Reading text:
+++++

Those triggers are really tough to deal with! I still feel like I have PTSD some days when I go pick up the kids. I’m just scared for her to look at me, tempt me, or otherwise be nice to me because she will use it later to hit me in the junk with a club and bring me back to my knees.
Every time I drive by the gas station where I got off the airport shuttle expecting to see my family and got served restraints and divorce papers I get anxious. I had to ride the airport shuttle for a trip I took for work 2 months ago. I felt like I was in a panic! I am not an easily flappable person and I don’t panic. But riding in a van to the airport was super stressful!
So abig hug from me; I totally get it Dilly. (Autocorrect wants your name to be Silly really badly!!)
Stay strong. I’m strong enough right now I could say no to sex with W. That was unthinkable even a month ago. It’s ok to want it, I want it to very single day! We were very active in the bedroom, 5-7 times a week; I miss that physical intimacy desperately. But right now it’s not worth the emotional distress.
Thanks for reading up on my situation and commenting. This is the hardest thing any of us have had to deal with; I’m glad we are all here to help each other. What did we do before the internet???

+++++

Given information:
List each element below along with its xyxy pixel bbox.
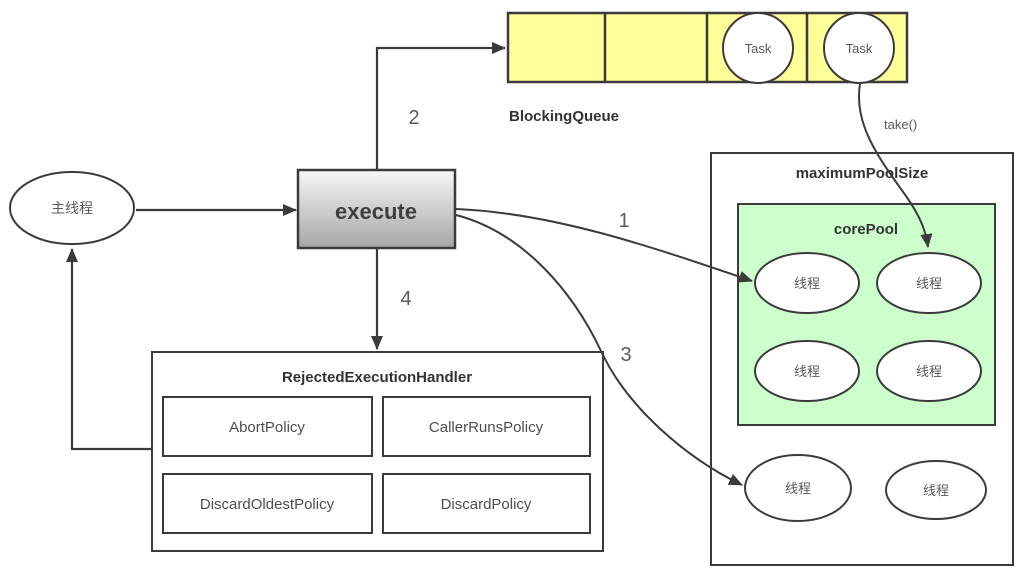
policy-caller-runs: CallerRunsPolicy bbox=[382, 396, 591, 457]
policy-abort-label: AbortPolicy bbox=[229, 419, 305, 436]
policy-discard: DiscardPolicy bbox=[382, 473, 591, 534]
core-thread: 线程 bbox=[754, 340, 860, 402]
edge-labels: 1 2 3 4 take() bbox=[400, 107, 917, 366]
execute-label: execute bbox=[335, 199, 417, 224]
maximum-pool-size-title: maximumPoolSize bbox=[796, 165, 929, 182]
overflow-thread-label: 线程 bbox=[785, 481, 811, 496]
step-2-label: 2 bbox=[408, 107, 419, 129]
overflow-thread-label: 线程 bbox=[923, 483, 949, 498]
policy-abort: AbortPolicy bbox=[162, 396, 373, 457]
core-thread-label: 线程 bbox=[916, 364, 942, 379]
edge-task-take bbox=[857, 83, 933, 248]
step-3-label: 3 bbox=[620, 344, 631, 366]
core-thread: 线程 bbox=[876, 340, 982, 402]
edges bbox=[66, 42, 933, 486]
overflow-thread: 线程 bbox=[885, 460, 987, 520]
blocking-queue-title: BlockingQueue bbox=[509, 108, 619, 125]
core-thread-label: 线程 bbox=[794, 364, 820, 379]
core-thread-label: 线程 bbox=[916, 276, 942, 291]
take-label: take() bbox=[884, 117, 917, 132]
policy-discard-oldest: DiscardOldestPolicy bbox=[162, 473, 373, 534]
policy-discard-label: DiscardPolicy bbox=[441, 496, 532, 513]
main-thread-label: 主线程 bbox=[51, 200, 93, 216]
core-pool-title: corePool bbox=[834, 221, 898, 238]
core-thread: 线程 bbox=[876, 252, 982, 314]
core-thread-label: 线程 bbox=[794, 276, 820, 291]
overflow-thread: 线程 bbox=[744, 454, 852, 522]
step-1-label: 1 bbox=[618, 210, 629, 232]
blocking-queue: BlockingQueue Task Task bbox=[506, 11, 909, 125]
edge-execute-to-queue bbox=[375, 42, 506, 170]
policy-discard-oldest-label: DiscardOldestPolicy bbox=[200, 496, 335, 513]
handler-title: RejectedExecutionHandler bbox=[282, 369, 472, 386]
task-label: Task bbox=[846, 41, 873, 56]
edge-execute-to-corepool bbox=[455, 208, 753, 283]
edge-handler-to-main bbox=[66, 248, 152, 451]
main-thread-node: 主线程 bbox=[9, 171, 135, 245]
task-label: Task bbox=[745, 41, 772, 56]
rejected-execution-handler-box: RejectedExecutionHandler AbortPolicy Cal… bbox=[151, 351, 604, 552]
edge-execute-to-overflow bbox=[455, 214, 743, 486]
task-circle: Task bbox=[823, 12, 895, 84]
task-circle: Task bbox=[722, 12, 794, 84]
core-thread: 线程 bbox=[754, 252, 860, 314]
execute-node: execute bbox=[296, 168, 457, 250]
step-4-label: 4 bbox=[400, 288, 411, 310]
policy-caller-runs-label: CallerRunsPolicy bbox=[429, 419, 544, 436]
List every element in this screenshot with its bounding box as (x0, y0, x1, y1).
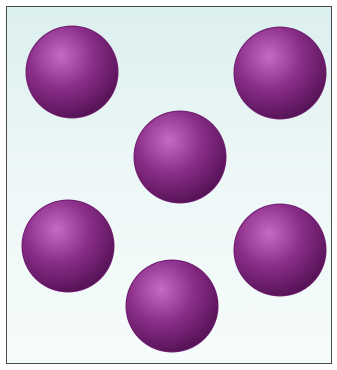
particle-sphere (126, 260, 218, 352)
particle-sphere (134, 111, 226, 203)
particle-sphere (234, 27, 326, 119)
particle-sphere (22, 200, 114, 292)
particle-sphere (26, 26, 118, 118)
particle-sphere (234, 204, 326, 296)
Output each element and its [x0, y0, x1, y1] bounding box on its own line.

+++++

Task requirements:
Extract the forum post word for word, everything from "Stay strong. I’m" down to "before the internet???".

Task solution:
Stay strong. I’m strong enough right now I could say no to sex with W. That was unthinkable even a month ago. It’s ok to want it, I want it to very single day! We were very active in the bedroom, 5-7 times a week; I miss that physical intimacy desperately. But right now it’s not worth the emotional distress.
Thanks for reading up on my situation and commenting. This is the hardest thing any of us have had to deal with; I’m glad we are all here to help each other. What did we do before the internet???